• [DATA EXTRACT]

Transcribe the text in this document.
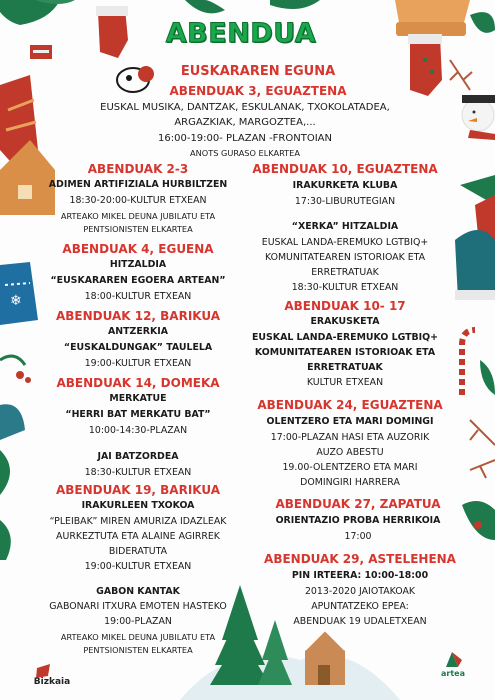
❄
ABENDUA
EUSKARAREN EGUNA
ABENDUAK 3, EGUAZTENA
EUSKAL MUSIKA, DANTZAK, ESKULANAK, TXOKOLATADEA,
ARGAZKIAK, MARGOZTEA,...
16:00-19:00- PLAZAN -FRONTOIAN
ANOTS GURASO ELKARTEA
ABENDUAK 2-3
ADIMEN ARTIFIZIALA HURBILTZEN
18:30-20:00-KULTUR ETXEAN
ARTEAKO MIKEL DEUNA JUBILATU ETA
PENTSIONISTEN ELKARTEA
ABENDUAK 4, EGUENA
HITZALDIA
“EUSKARAREN EGOERA ARTEAN”
18:00-KULTUR ETXEAN
ABENDUAK 12, BARIKUA
ANTZERKIA
“EUSKALDUNGAK” TAULELA
19:00-KULTUR ETXEAN
ABENDUAK 14, DOMEKA
MERKATUE
“HERRI BAT MERKATU BAT”
10:00-14:30-PLAZAN
JAI BATZORDEA
18:30-KULTUR ETXEAN
ABENDUAK 19, BARIKUA
IRAKURLEEN TXOKOA
“PLEIBAK” MIREN AMURIZA IDAZLEAK
AURKEZTUTA ETA ALAINE AGIRREK
BIDERATUTA
19:00-KULTUR ETXEAN
GABON KANTAK
GABONARI ITXURA EMOTEN HASTEKO
19:00-PLAZAN
ARTEAKO MIKEL DEUNA JUBILATU ETA
PENTSIONISTEN ELKARTEA
ABENDUAK 10, EGUAZTENA
IRAKURKETA KLUBA
17:30-LIBURUTEGIAN
“XERKA” HITZALDIA
EUSKAL LANDA-EREMUKO LGTBIQ+
KOMUNITATEAREN ISTORIOAK ETA
ERRETRATUAK
18:30-KULTUR ETXEAN
ABENDUAK 10- 17
ERAKUSKETA
EUSKAL LANDA-EREMUKO LGTBIQ+
KOMUNITATEAREN ISTORIOAK ETA
ERRETRATUAK
KULTUR ETXEAN
ABENDUAK 24, EGUAZTENA
OLENTZERO ETA MARI DOMINGI
17:00-PLAZAN HASI ETA AUZORIK
AUZO ABESTU
19.00-OLENTZERO ETA MARI
DOMINGIRI HARRERA
ABENDUAK 27, ZAPATUA
ORIENTAZIO PROBA HERRIKOIA
17:00
ABENDUAK 29, ASTELEHENA
PIN IRTEERA: 10:00-18:00
2013-2020 JAIOTAKOAK
APUNTATZEKO EPEA:
ABENDUAK 19 UDALETXEAN
Bizkaia
artea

• [DO THIS] The records above should be reproduced exactly, with no pictures included.

• [TASK OUTPUT]
Transcribe the text in this document.
❄
ABENDUA
EUSKARAREN EGUNA
ABENDUAK 3, EGUAZTENA
EUSKAL MUSIKA, DANTZAK, ESKULANAK, TXOKOLATADEA,
ARGAZKIAK, MARGOZTEA,...
16:00-19:00- PLAZAN -FRONTOIAN
ANOTS GURASO ELKARTEA
ABENDUAK 2-3
ADIMEN ARTIFIZIALA HURBILTZEN
18:30-20:00-KULTUR ETXEAN
ARTEAKO MIKEL DEUNA JUBILATU ETA
PENTSIONISTEN ELKARTEA
ABENDUAK 4, EGUENA
HITZALDIA
“EUSKARAREN EGOERA ARTEAN”
18:00-KULTUR ETXEAN
ABENDUAK 12, BARIKUA
ANTZERKIA
“EUSKALDUNGAK” TAULELA
19:00-KULTUR ETXEAN
ABENDUAK 14, DOMEKA
MERKATUE
“HERRI BAT MERKATU BAT”
10:00-14:30-PLAZAN
JAI BATZORDEA
18:30-KULTUR ETXEAN
ABENDUAK 19, BARIKUA
IRAKURLEEN TXOKOA
“PLEIBAK” MIREN AMURIZA IDAZLEAK
AURKEZTUTA ETA ALAINE AGIRREK
BIDERATUTA
19:00-KULTUR ETXEAN
GABON KANTAK
GABONARI ITXURA EMOTEN HASTEKO
19:00-PLAZAN
ARTEAKO MIKEL DEUNA JUBILATU ETA
PENTSIONISTEN ELKARTEA
ABENDUAK 10, EGUAZTENA
IRAKURKETA KLUBA
17:30-LIBURUTEGIAN
“XERKA” HITZALDIA
EUSKAL LANDA-EREMUKO LGTBIQ+
KOMUNITATEAREN ISTORIOAK ETA
ERRETRATUAK
18:30-KULTUR ETXEAN
ABENDUAK 10- 17
ERAKUSKETA
EUSKAL LANDA-EREMUKO LGTBIQ+
KOMUNITATEAREN ISTORIOAK ETA
ERRETRATUAK
KULTUR ETXEAN
ABENDUAK 24, EGUAZTENA
OLENTZERO ETA MARI DOMINGI
17:00-PLAZAN HASI ETA AUZORIK
AUZO ABESTU
19.00-OLENTZERO ETA MARI
DOMINGIRI HARRERA
ABENDUAK 27, ZAPATUA
ORIENTAZIO PROBA HERRIKOIA
17:00
ABENDUAK 29, ASTELEHENA
PIN IRTEERA: 10:00-18:00
2013-2020 JAIOTAKOAK
APUNTATZEKO EPEA:
ABENDUAK 19 UDALETXEAN
Bizkaia
artea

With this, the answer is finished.